• Task: Search the data for the string "take" and gather each line it is in.
'''
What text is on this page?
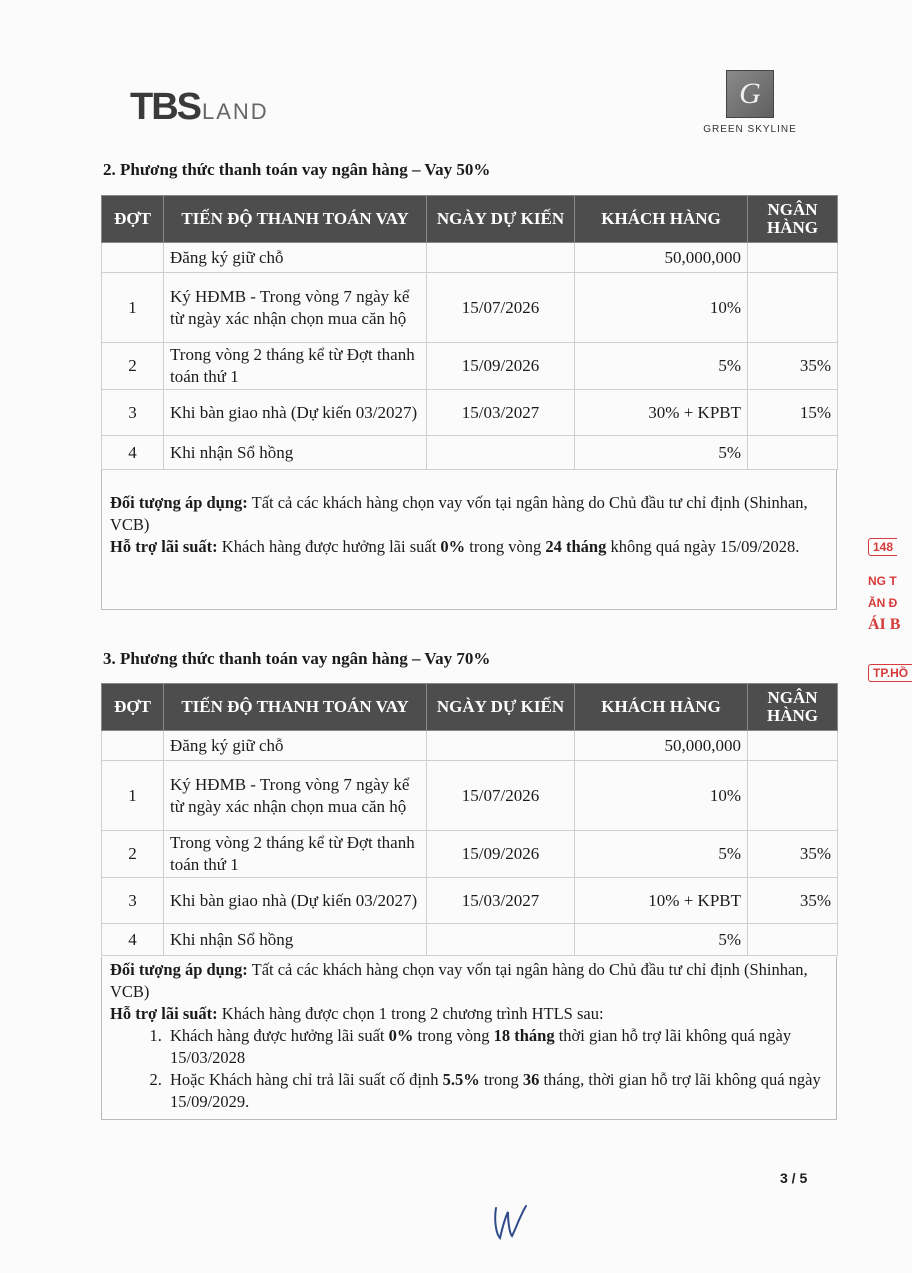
TBS LAND
G
GREEN SKYLINE
2. Phương thức thanh toán vay ngân hàng – Vay 50%
ĐỢT	TIẾN ĐỘ THANH TOÁN VAY	NGÀY DỰ KIẾN	KHÁCH HÀNG	NGÂN HÀNG
	Đăng ký giữ chỗ		50,000,000	
1	Ký HĐMB - Trong vòng 7 ngày kể từ ngày xác nhận chọn mua căn hộ	15/07/2026	10%	
2	Trong vòng 2 tháng kể từ Đợt thanh toán thứ 1	15/09/2026	5%	35%
3	Khi bàn giao nhà (Dự kiến 03/2027)	15/03/2027	30% + KPBT	15%
4	Khi nhận Sổ hồng		5%	
Đối tượng áp dụng: Tất cả các khách hàng chọn vay vốn tại ngân hàng do Chủ đầu tư chỉ định (Shinhan, VCB)
Hỗ trợ lãi suất: Khách hàng được hưởng lãi suất 0% trong vòng 24 tháng không quá ngày 15/09/2028.
3. Phương thức thanh toán vay ngân hàng – Vay 70%
ĐỢT	TIẾN ĐỘ THANH TOÁN VAY	NGÀY DỰ KIẾN	KHÁCH HÀNG	NGÂN HÀNG
	Đăng ký giữ chỗ		50,000,000	
1	Ký HĐMB - Trong vòng 7 ngày kể từ ngày xác nhận chọn mua căn hộ	15/07/2026	10%	
2	Trong vòng 2 tháng kể từ Đợt thanh toán thứ 1	15/09/2026	5%	35%
3	Khi bàn giao nhà (Dự kiến 03/2027)	15/03/2027	10% + KPBT	35%
4	Khi nhận Sổ hồng		5%	
Đối tượng áp dụng: Tất cả các khách hàng chọn vay vốn tại ngân hàng do Chủ đầu tư chỉ định (Shinhan, VCB)
Hỗ trợ lãi suất: Khách hàng được chọn 1 trong 2 chương trình HTLS sau:
1. Khách hàng được hưởng lãi suất 0% trong vòng 18 tháng thời gian hỗ trợ lãi không quá ngày 15/03/2028
2. Hoặc Khách hàng chỉ trả lãi suất cố định 5.5% trong 36 tháng, thời gian hỗ trợ lãi không quá ngày 15/09/2029.
148
NG T
ĂN Đ
ÁI B
TP.HỒ
3 / 5
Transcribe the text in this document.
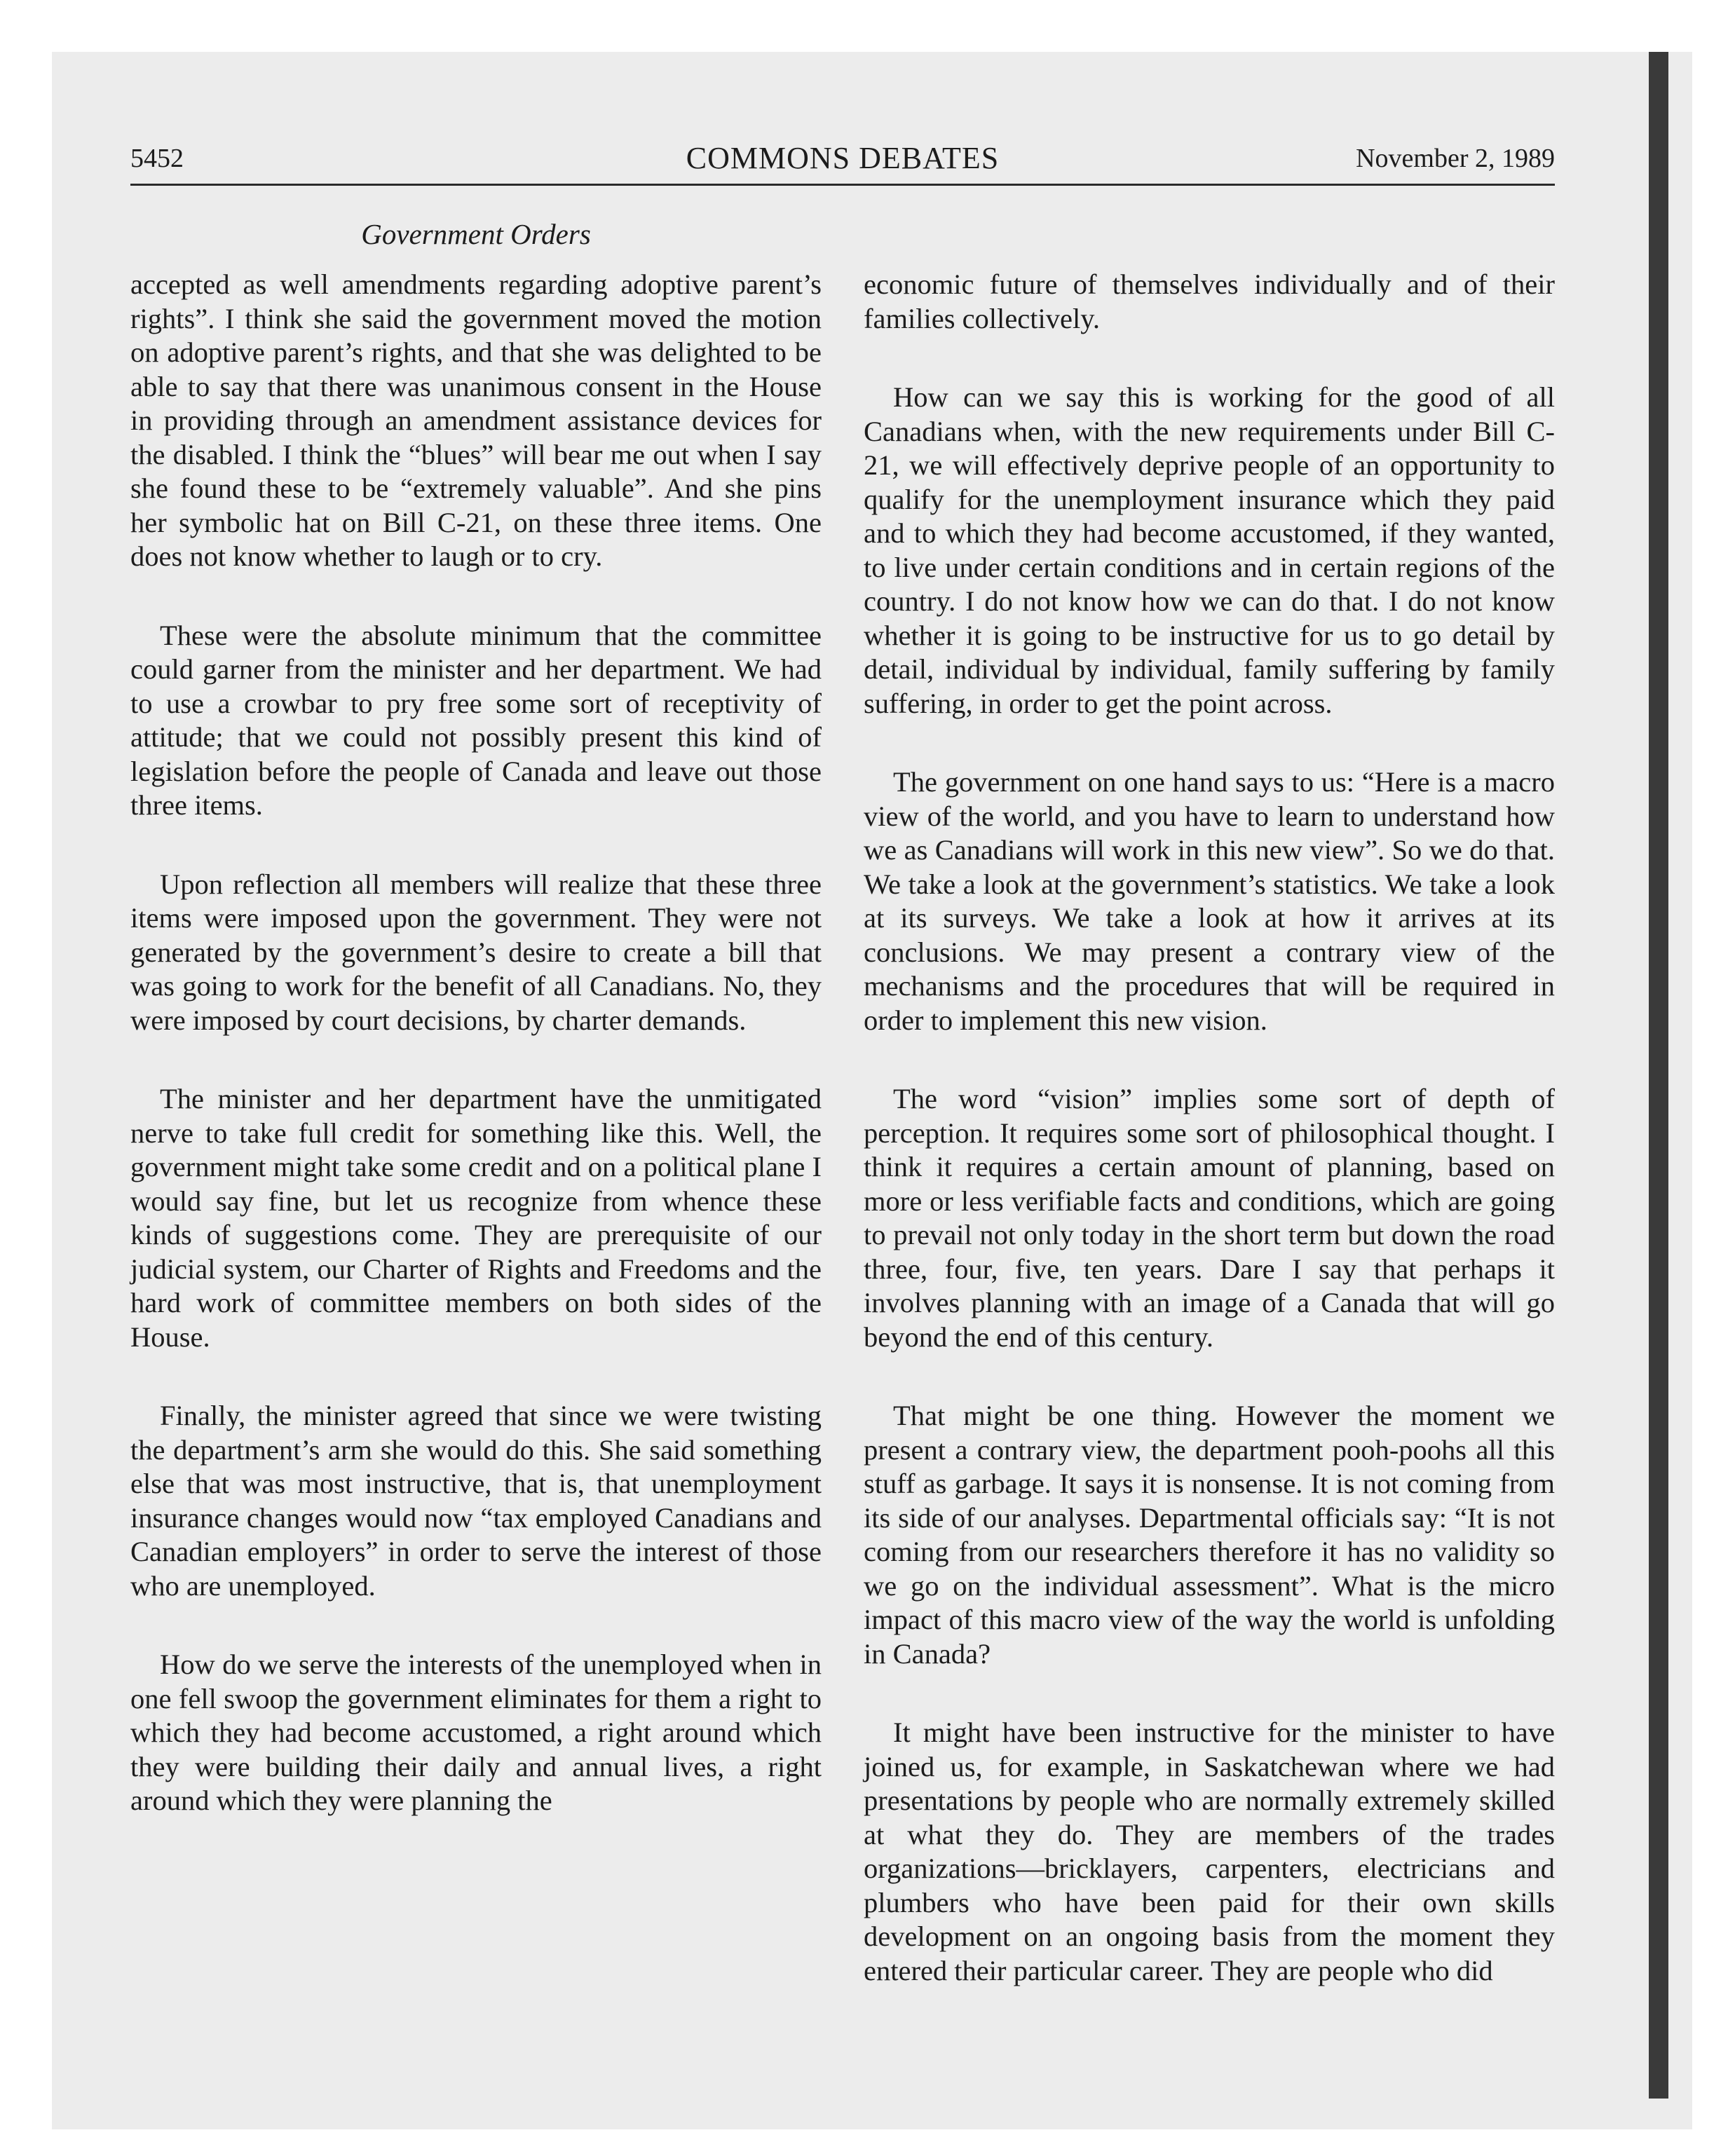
5452	COMMONS DEBATES	November 2, 1989
Government Orders

accepted as well amendments regarding adoptive parent’s rights”. I think she said the government moved the motion on adoptive parent’s rights, and that she was delighted to be able to say that there was unanimous consent in the House in providing through an amendment assistance devices for the disabled. I think the “blues” will bear me out when I say she found these to be “extremely valuable”. And she pins her symbolic hat on Bill C-21, on these three items. One does not know whether to laugh or to cry.

These were the absolute minimum that the committee could garner from the minister and her department. We had to use a crowbar to pry free some sort of receptivity of attitude; that we could not possibly present this kind of legislation before the people of Canada and leave out those three items.

Upon reflection all members will realize that these three items were imposed upon the government. They were not generated by the government’s desire to create a bill that was going to work for the benefit of all Canadians. No, they were imposed by court decisions, by charter demands.

The minister and her department have the unmitigated nerve to take full credit for something like this. Well, the government might take some credit and on a political plane I would say fine, but let us recognize from whence these kinds of suggestions come. They are prerequisite of our judicial system, our Charter of Rights and Freedoms and the hard work of committee members on both sides of the House.

Finally, the minister agreed that since we were twisting the department’s arm she would do this. She said something else that was most instructive, that is, that unemployment insurance changes would now “tax employed Canadians and Canadian employers” in order to serve the interest of those who are unemployed.

How do we serve the interests of the unemployed when in one fell swoop the government eliminates for them a right to which they had become accustomed, a right around which they were building their daily and annual lives, a right around which they were planning the

economic future of themselves individually and of their families collectively.

How can we say this is working for the good of all Canadians when, with the new requirements under Bill C-21, we will effectively deprive people of an opportunity to qualify for the unemployment insurance which they paid and to which they had become accustomed, if they wanted, to live under certain conditions and in certain regions of the country. I do not know how we can do that. I do not know whether it is going to be instructive for us to go detail by detail, individual by individual, family suffering by family suffering, in order to get the point across.

The government on one hand says to us: “Here is a macro view of the world, and you have to learn to understand how we as Canadians will work in this new view”. So we do that. We take a look at the government’s statistics. We take a look at its surveys. We take a look at how it arrives at its conclusions. We may present a contrary view of the mechanisms and the procedures that will be required in order to implement this new vision.

The word “vision” implies some sort of depth of perception. It requires some sort of philosophical thought. I think it requires a certain amount of planning, based on more or less verifiable facts and conditions, which are going to prevail not only today in the short term but down the road three, four, five, ten years. Dare I say that perhaps it involves planning with an image of a Canada that will go beyond the end of this century.

That might be one thing. However the moment we present a contrary view, the department pooh-poohs all this stuff as garbage. It says it is nonsense. It is not coming from its side of our analyses. Departmental officials say: “It is not coming from our researchers therefore it has no validity so we go on the individual assessment”. What is the micro impact of this macro view of the way the world is unfolding in Canada?

It might have been instructive for the minister to have joined us, for example, in Saskatchewan where we had presentations by people who are normally extremely skilled at what they do. They are members of the trades organizations—bricklayers, carpenters, electricians and plumbers who have been paid for their own skills development on an ongoing basis from the moment they entered their particular career. They are people who did
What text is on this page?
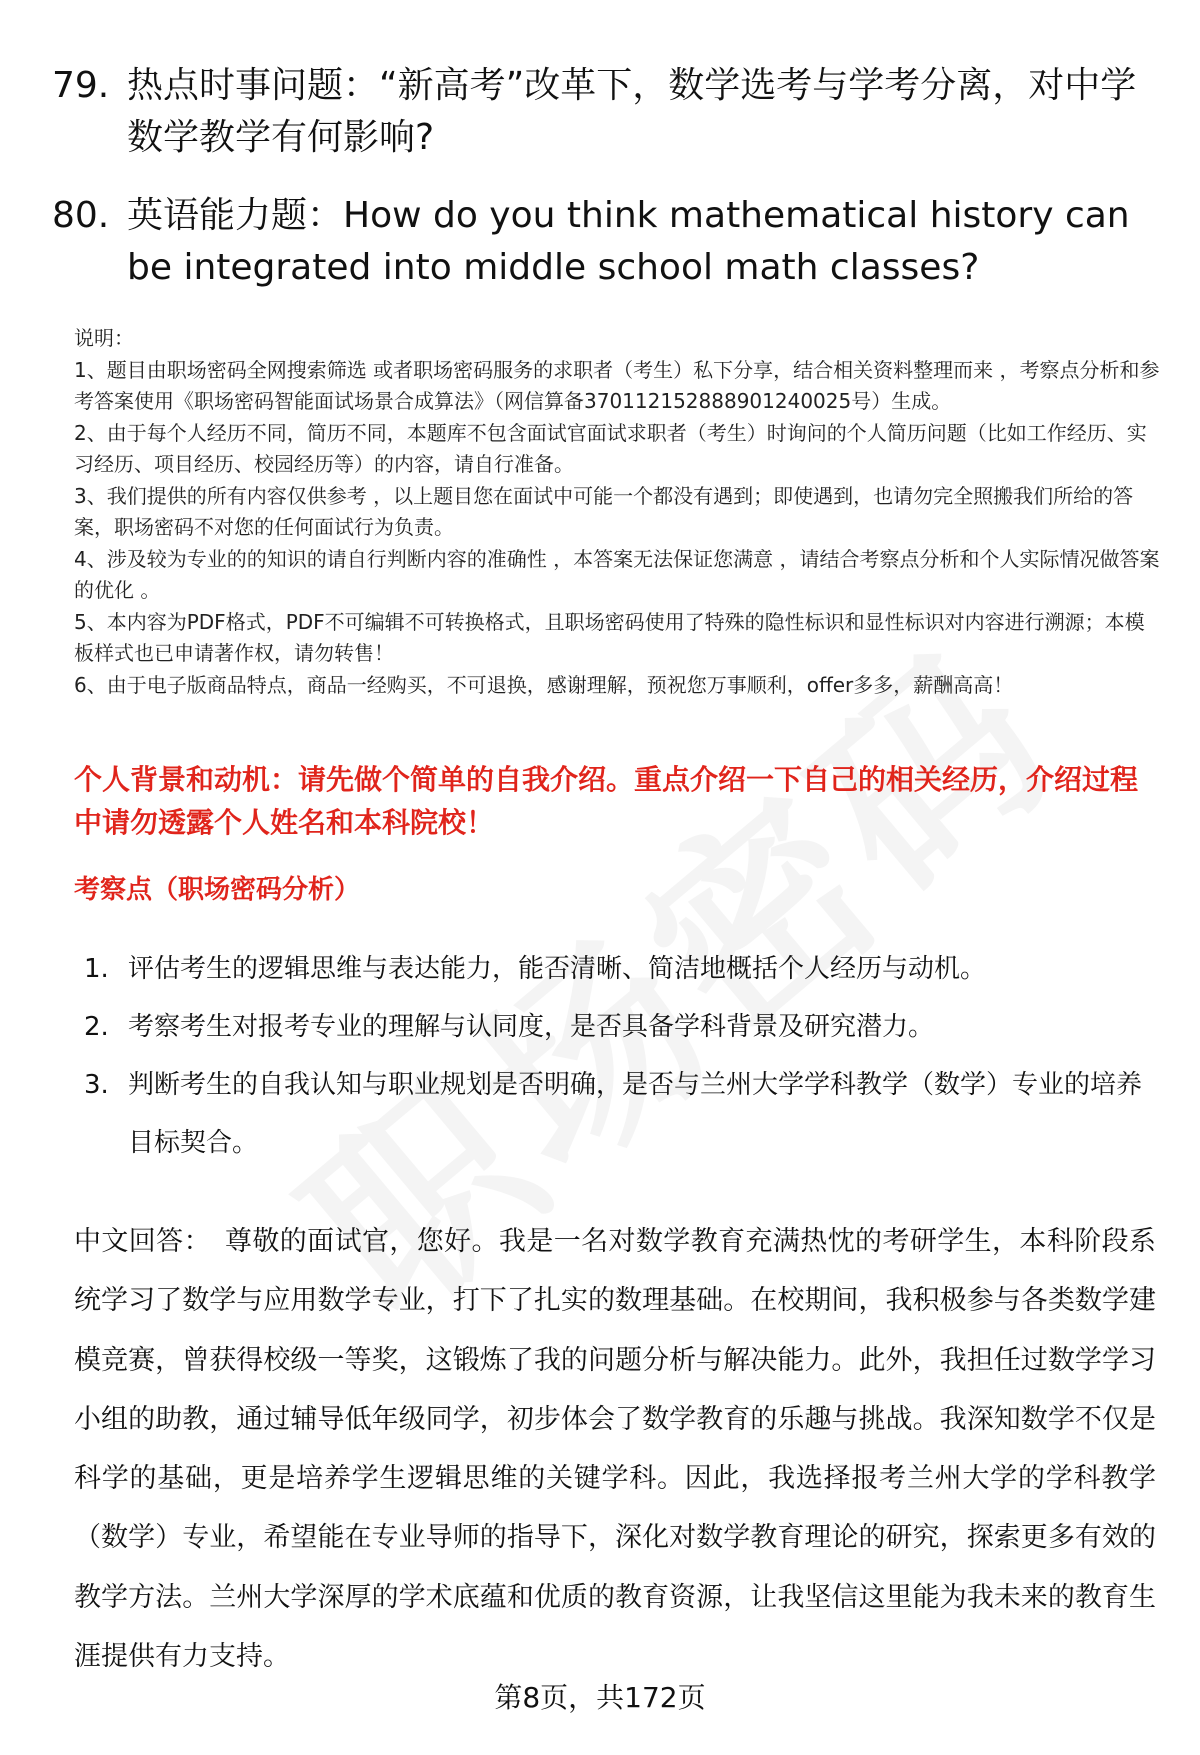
79. 热点时事问题：“新高考”改革下，数学选考与学考分离，对中学数学教学有何影响?
80. 英语能力题：How do you think mathematical history can be integrated into middle school math classes?

说明：

1、题目由职场密码全网搜索筛选 或者职场密码服务的求职者（考生）私下分享，结合相关资料整理而来 ，考察点分析和参考答案使用《职场密码智能面试场景合成算法》（网信算备370112152888901240025号）生成。

2、由于每个人经历不同，简历不同，本题库不包含面试官面试求职者（考生）时询问的个人简历问题（比如工作经历、实习经历、项目经历、校园经历等）的内容，请自行准备。

3、我们提供的所有内容仅供参考 ，以上题目您在面试中可能一个都没有遇到；即使遇到，也请勿完全照搬我们所给的答案，职场密码不对您的任何面试行为负责。

4、涉及较为专业的的知识的请自行判断内容的准确性 ，本答案无法保证您满意 ，请结合考察点分析和个人实际情况做答案的优化 。

5、本内容为PDF格式，PDF不可编辑不可转换格式，且职场密码使用了特殊的隐性标识和显性标识对内容进行溯源；本模板样式也已申请著作权，请勿转售！

6、由于电子版商品特点，商品一经购买，不可退换，感谢理解，预祝您万事顺利，offer多多，薪酬高高！

个人背景和动机：请先做个简单的自我介绍。重点介绍一下自己的相关经历，介绍过程中请勿透露个人姓名和本科院校！
考察点（职场密码分析）
1. 评估考生的逻辑思维与表达能力，能否清晰、简洁地概括个人经历与动机。
2. 考察考生对报考专业的理解与认同度，是否具备学科背景及研究潜力。
3. 判断考生的自我认知与职业规划是否明确，是否与兰州大学学科教学（数学）专业的培养目标契合。
中文回答： 尊敬的面试官，您好。我是一名对数学教育充满热忱的考研学生，本科阶段系统学习了数学与应用数学专业，打下了扎实的数理基础。在校期间，我积极参与各类数学建模竞赛，曾获得校级一等奖，这锻炼了我的问题分析与解决能力。此外，我担任过数学学习小组的助教，通过辅导低年级同学，初步体会了数学教育的乐趣与挑战。我深知数学不仅是科学的基础，更是培养学生逻辑思维的关键学科。因此，我选择报考兰州大学的学科教学（数学）专业，希望能在专业导师的指导下，深化对数学教育理论的研究，探索更多有效的教学方法。兰州大学深厚的学术底蕴和优质的教育资源，让我坚信这里能为我未来的教育生涯提供有力支持。
第8页，共172页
'''
• Reply:
The minister and her department have the unmitigated nerve to take full credit for something like this. Well, the government might take some credit and on a political plane I would say fine, but let us recognize from whence these kinds of suggestions come. They are prerequisite of our judicial system, our Charter of Rights and Freedoms and the hard work of committee members on both sides of the House.
The government on one hand says to us: “Here is a macro view of the world, and you have to learn to understand how we as Canadians will work in this new view”. So we do that. We take a look at the government’s statistics. We take a look at its surveys. We take a look at how it arrives at its conclusions. We may present a contrary view of the mechanisms and the procedures that will be required in order to implement this new vision.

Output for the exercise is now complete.